### WHAT IS ASKED:
Turn every line of the material below into a numbered list, leaving out any blank lines.

=== SUPPLIED ENTRIES ===

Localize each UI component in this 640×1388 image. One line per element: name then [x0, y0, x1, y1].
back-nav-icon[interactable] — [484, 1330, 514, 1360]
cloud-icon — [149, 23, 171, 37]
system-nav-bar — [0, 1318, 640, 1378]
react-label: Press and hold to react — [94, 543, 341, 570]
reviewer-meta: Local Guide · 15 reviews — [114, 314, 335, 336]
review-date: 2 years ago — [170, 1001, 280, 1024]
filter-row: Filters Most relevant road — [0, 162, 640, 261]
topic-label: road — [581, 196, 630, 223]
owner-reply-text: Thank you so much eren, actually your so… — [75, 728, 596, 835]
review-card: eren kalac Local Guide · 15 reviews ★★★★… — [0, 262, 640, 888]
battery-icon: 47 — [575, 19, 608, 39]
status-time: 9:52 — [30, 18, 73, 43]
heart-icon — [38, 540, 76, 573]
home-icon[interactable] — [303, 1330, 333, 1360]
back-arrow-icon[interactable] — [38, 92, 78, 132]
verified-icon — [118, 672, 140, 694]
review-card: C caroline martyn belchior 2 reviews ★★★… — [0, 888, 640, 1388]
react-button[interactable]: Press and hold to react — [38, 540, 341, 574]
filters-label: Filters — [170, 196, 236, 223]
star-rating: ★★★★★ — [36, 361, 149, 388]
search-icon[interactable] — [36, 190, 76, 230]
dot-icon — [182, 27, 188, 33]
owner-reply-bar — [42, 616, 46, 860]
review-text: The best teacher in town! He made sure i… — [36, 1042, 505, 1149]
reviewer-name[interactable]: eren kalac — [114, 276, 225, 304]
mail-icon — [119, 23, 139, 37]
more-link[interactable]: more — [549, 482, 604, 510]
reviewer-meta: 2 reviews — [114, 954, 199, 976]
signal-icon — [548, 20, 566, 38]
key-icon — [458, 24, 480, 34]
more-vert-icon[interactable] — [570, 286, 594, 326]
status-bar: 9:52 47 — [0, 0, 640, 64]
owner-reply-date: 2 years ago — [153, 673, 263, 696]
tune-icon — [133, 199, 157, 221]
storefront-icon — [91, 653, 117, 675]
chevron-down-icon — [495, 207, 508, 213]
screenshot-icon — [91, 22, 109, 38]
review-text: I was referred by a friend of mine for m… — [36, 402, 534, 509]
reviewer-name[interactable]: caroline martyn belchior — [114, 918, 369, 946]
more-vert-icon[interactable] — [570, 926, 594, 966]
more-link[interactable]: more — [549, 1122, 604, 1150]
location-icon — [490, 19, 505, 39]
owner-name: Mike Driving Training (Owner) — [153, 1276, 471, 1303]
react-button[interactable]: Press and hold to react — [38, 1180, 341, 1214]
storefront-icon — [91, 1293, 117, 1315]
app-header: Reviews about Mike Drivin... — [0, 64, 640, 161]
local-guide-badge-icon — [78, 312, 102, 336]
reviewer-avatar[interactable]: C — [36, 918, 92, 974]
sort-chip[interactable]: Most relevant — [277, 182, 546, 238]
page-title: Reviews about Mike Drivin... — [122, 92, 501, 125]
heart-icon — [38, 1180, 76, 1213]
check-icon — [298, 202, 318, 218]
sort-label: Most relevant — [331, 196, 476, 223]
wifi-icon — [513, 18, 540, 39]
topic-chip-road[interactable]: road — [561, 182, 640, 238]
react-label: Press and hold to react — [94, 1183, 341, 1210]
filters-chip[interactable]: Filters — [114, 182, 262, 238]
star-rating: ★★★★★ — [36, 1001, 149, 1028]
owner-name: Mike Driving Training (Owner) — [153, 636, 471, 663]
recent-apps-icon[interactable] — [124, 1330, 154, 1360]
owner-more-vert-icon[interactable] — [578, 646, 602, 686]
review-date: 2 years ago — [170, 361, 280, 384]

===

### RESPONSE:
1. Localize each UI component in this 640×1388 image. One line per element: name then [x0, y0, x1, y1].
2. back-nav-icon[interactable] — [484, 1330, 514, 1360]
3. cloud-icon — [149, 23, 171, 37]
4. system-nav-bar — [0, 1318, 640, 1378]
5. react-label: Press and hold to react — [94, 543, 341, 570]
6. reviewer-meta: Local Guide · 15 reviews — [114, 314, 335, 336]
7. review-date: 2 years ago — [170, 1001, 280, 1024]
8. filter-row: Filters Most relevant road — [0, 162, 640, 261]
9. topic-label: road — [581, 196, 630, 223]
10. owner-reply-text: Thank you so much eren, actually your so… — [75, 728, 596, 835]
11. review-card: eren kalac Local Guide · 15 reviews ★★★★… — [0, 262, 640, 888]
12. battery-icon: 47 — [575, 19, 608, 39]
13. status-time: 9:52 — [30, 18, 73, 43]
14. heart-icon — [38, 540, 76, 573]
15. home-icon[interactable] — [303, 1330, 333, 1360]
16. back-arrow-icon[interactable] — [38, 92, 78, 132]
17. verified-icon — [118, 672, 140, 694]
18. review-card: C caroline martyn belchior 2 reviews ★★★… — [0, 888, 640, 1388]
19. react-button[interactable]: Press and hold to react — [38, 540, 341, 574]
20. filters-label: Filters — [170, 196, 236, 223]
21. star-rating: ★★★★★ — [36, 361, 149, 388]
22. search-icon[interactable] — [36, 190, 76, 230]
23. dot-icon — [182, 27, 188, 33]
24. owner-reply-bar — [42, 616, 46, 860]
25. review-text: The best teacher in town! He made sure i… — [36, 1042, 505, 1149]
26. reviewer-name[interactable]: eren kalac — [114, 276, 225, 304]
27. mail-icon — [119, 23, 139, 37]
28. more-link[interactable]: more — [549, 482, 604, 510]
29. reviewer-meta: 2 reviews — [114, 954, 199, 976]
30. signal-icon — [548, 20, 566, 38]
31. key-icon — [458, 24, 480, 34]
32. more-vert-icon[interactable] — [570, 286, 594, 326]
33. status-bar: 9:52 47 — [0, 0, 640, 64]
34. owner-reply-date: 2 years ago — [153, 673, 263, 696]
35. tune-icon — [133, 199, 157, 221]
36. storefront-icon — [91, 653, 117, 675]
37. chevron-down-icon — [495, 207, 508, 213]
38. screenshot-icon — [91, 22, 109, 38]
39. review-text: I was referred by a friend of mine for m… — [36, 402, 534, 509]
40. reviewer-name[interactable]: caroline martyn belchior — [114, 918, 369, 946]
41. more-vert-icon[interactable] — [570, 926, 594, 966]
42. more-link[interactable]: more — [549, 1122, 604, 1150]
43. location-icon — [490, 19, 505, 39]
44. owner-name: Mike Driving Training (Owner) — [153, 1276, 471, 1303]
45. react-button[interactable]: Press and hold to react — [38, 1180, 341, 1214]
46. storefront-icon — [91, 1293, 117, 1315]
47. app-header: Reviews about Mike Drivin... — [0, 64, 640, 161]
48. local-guide-badge-icon — [78, 312, 102, 336]
49. reviewer-avatar[interactable]: C — [36, 918, 92, 974]
50. sort-chip[interactable]: Most relevant — [277, 182, 546, 238]
51. page-title: Reviews about Mike Drivin... — [122, 92, 501, 125]
52. heart-icon — [38, 1180, 76, 1213]
53. check-icon — [298, 202, 318, 218]
54. sort-label: Most relevant — [331, 196, 476, 223]
55. wifi-icon — [513, 18, 540, 39]
56. topic-chip-road[interactable]: road — [561, 182, 640, 238]
57. react-label: Press and hold to react — [94, 1183, 341, 1210]
58. filters-chip[interactable]: Filters — [114, 182, 262, 238]
59. star-rating: ★★★★★ — [36, 1001, 149, 1028]
60. owner-name: Mike Driving Training (Owner) — [153, 636, 471, 663]
61. recent-apps-icon[interactable] — [124, 1330, 154, 1360]
62. owner-more-vert-icon[interactable] — [578, 646, 602, 686]
63. review-date: 2 years ago — [170, 361, 280, 384]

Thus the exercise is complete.